EXERCISE OBJECTIVE. Identify each line in the records below that contains the word "Click", and copy it.

[Data items]
------------------------------------------------

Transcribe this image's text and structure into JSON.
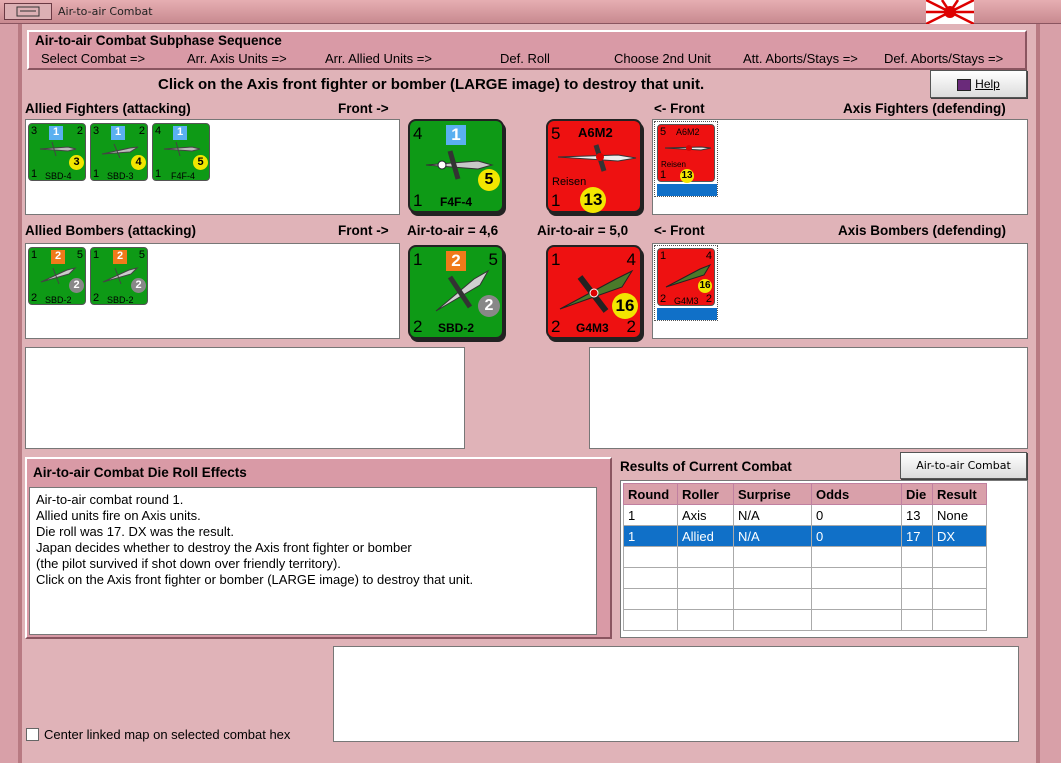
{
  "window": {
    "title": "Air-to-air Combat"
  },
  "subphase": {
    "title": "Air-to-air Combat Subphase Sequence",
    "steps": [
      "Select Combat =>",
      "Arr. Axis Units =>",
      "Arr. Allied Units =>",
      "Def. Roll",
      "Choose 2nd Unit",
      "Att. Aborts/Stays =>",
      "Def. Aborts/Stays =>"
    ]
  },
  "instruction": "Click on the Axis front fighter or bomber (LARGE image) to destroy that unit.",
  "help_label": "Help",
  "allied_fighters": {
    "label": "Allied Fighters (attacking)",
    "front_label": "Front ->",
    "units": [
      {
        "name": "SBD-4",
        "top_left": "3",
        "top_right": "2",
        "bottom_left": "1",
        "badge": "1",
        "disc": "3"
      },
      {
        "name": "SBD-3",
        "top_left": "3",
        "top_right": "2",
        "bottom_left": "1",
        "badge": "1",
        "disc": "4"
      },
      {
        "name": "F4F-4",
        "top_left": "4",
        "top_right": "",
        "bottom_left": "1",
        "badge": "1",
        "disc": "5"
      }
    ],
    "front_unit": {
      "name": "F4F-4",
      "top_left": "4",
      "bottom_left": "1",
      "badge": "1",
      "disc": "5"
    }
  },
  "axis_fighters": {
    "label": "Axis Fighters (defending)",
    "front_label": "<- Front",
    "front_unit": {
      "name": "A6M2",
      "sub": "Reisen",
      "top_left": "5",
      "bottom_left": "1",
      "disc": "13"
    },
    "units": [
      {
        "name": "A6M2",
        "sub": "Reisen",
        "top_left": "5",
        "bottom_left": "1",
        "disc": "13"
      }
    ]
  },
  "allied_bombers": {
    "label": "Allied Bombers (attacking)",
    "front_label": "Front ->",
    "air_to_air": "Air-to-air = 4,6",
    "units": [
      {
        "name": "SBD-2",
        "top_left": "1",
        "top_right": "5",
        "bottom_left": "2",
        "badge": "2",
        "disc": "2"
      },
      {
        "name": "SBD-2",
        "top_left": "1",
        "top_right": "5",
        "bottom_left": "2",
        "badge": "2",
        "disc": "2"
      }
    ],
    "front_unit": {
      "name": "SBD-2",
      "top_left": "1",
      "top_right": "5",
      "bottom_left": "2",
      "badge": "2",
      "disc": "2"
    }
  },
  "axis_bombers": {
    "label": "Axis Bombers (defending)",
    "front_label": "<- Front",
    "air_to_air": "Air-to-air = 5,0",
    "front_unit": {
      "name": "G4M3",
      "top_left": "1",
      "top_right": "4",
      "bottom_left": "2",
      "bottom_right": "2",
      "disc": "16"
    },
    "units": [
      {
        "name": "G4M3",
        "top_left": "1",
        "top_right": "4",
        "bottom_left": "2",
        "bottom_right": "2",
        "disc": "16"
      }
    ]
  },
  "effects": {
    "title": "Air-to-air Combat Die Roll Effects",
    "lines": [
      "Air-to-air combat round 1.",
      "Allied units fire on Axis units.",
      "Die roll was 17.  DX was the result.",
      "Japan decides whether to destroy the Axis front fighter or bomber",
      "(the pilot survived if shot down over friendly territory).",
      "Click on the Axis front fighter or bomber (LARGE image) to destroy that unit."
    ]
  },
  "results": {
    "title": "Results of Current Combat",
    "chart_button": "Air-to-air Combat Chart",
    "columns": [
      "Round",
      "Roller",
      "Surprise",
      "Odds",
      "Die",
      "Result"
    ],
    "rows": [
      [
        "1",
        "Axis",
        "N/A",
        "0",
        "13",
        "None"
      ],
      [
        "1",
        "Allied",
        "N/A",
        "0",
        "17",
        "DX"
      ]
    ],
    "selected_row": 1
  },
  "center_map": {
    "label": "Center linked map on selected combat hex",
    "checked": false
  },
  "colors": {
    "allied": "#0e9a16",
    "axis": "#ee1111",
    "selection": "#1070c8",
    "disc": "#f2e600"
  }
}
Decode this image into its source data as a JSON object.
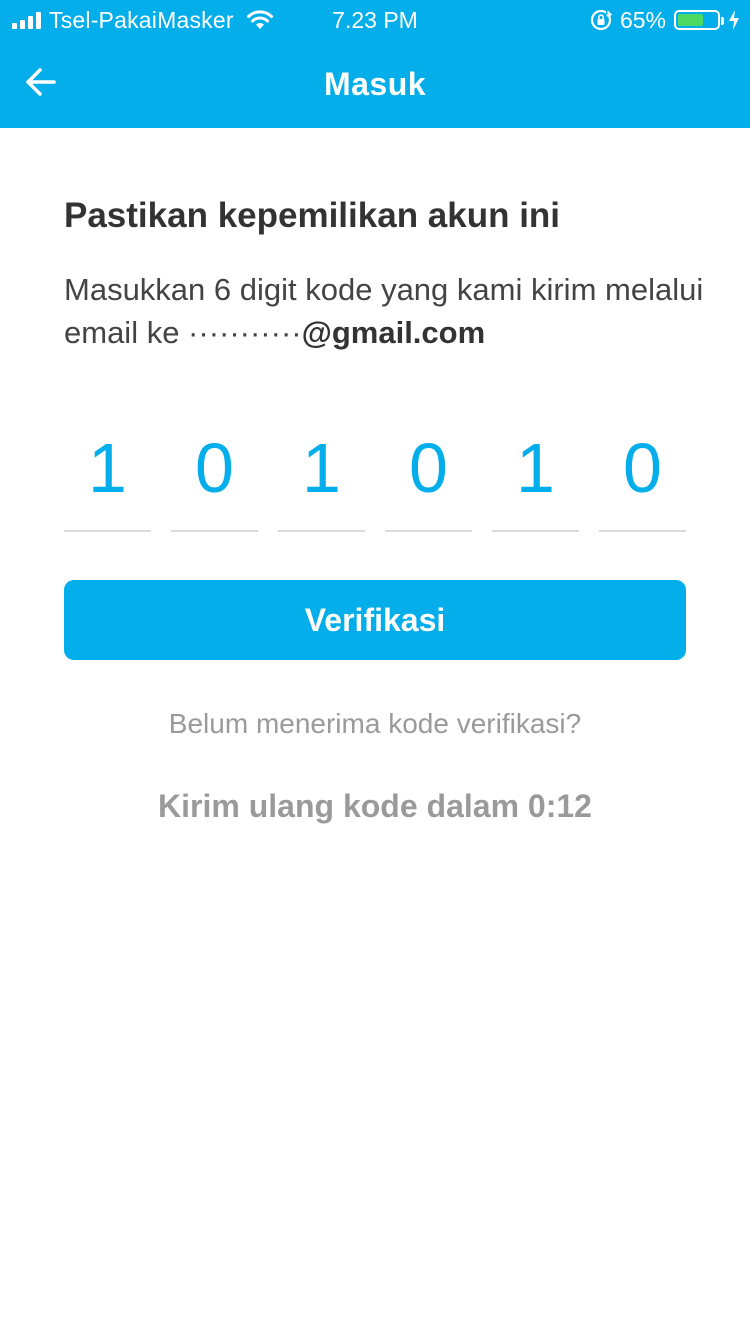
{
  "status_bar": {
    "carrier": "Tsel-PakaiMasker",
    "time": "7.23 PM",
    "battery_percent": "65%",
    "battery_level": 0.65,
    "icons": [
      "signal-icon",
      "wifi-icon",
      "orientation-lock-icon",
      "battery-icon",
      "charging-bolt-icon"
    ]
  },
  "navbar": {
    "title": "Masuk",
    "back_icon": "arrow-left-icon"
  },
  "content": {
    "heading": "Pastikan kepemilikan akun ini",
    "description": "Masukkan 6 digit kode yang kami kirim melalui email ke ",
    "masked_email_prefix": "···········",
    "email_domain": "@gmail.com",
    "otp_digits": [
      "1",
      "0",
      "1",
      "0",
      "1",
      "0"
    ],
    "verify_label": "Verifikasi",
    "hint": "Belum menerima kode verifikasi?",
    "resend": "Kirim ulang kode dalam 0:12"
  },
  "colors": {
    "accent": "#03aeeb",
    "battery_fill": "#4cd964",
    "text_dark": "#333333",
    "text_muted": "#9a9a9a",
    "divider": "#d9d9d9"
  }
}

------------------------------------------------

WORKED ANSWER.
  "instruction": "Click on the Axis front fighter or bomber (LARGE image) to destroy that unit.",
      "Click on the Axis front fighter or bomber (LARGE image) to destroy that unit."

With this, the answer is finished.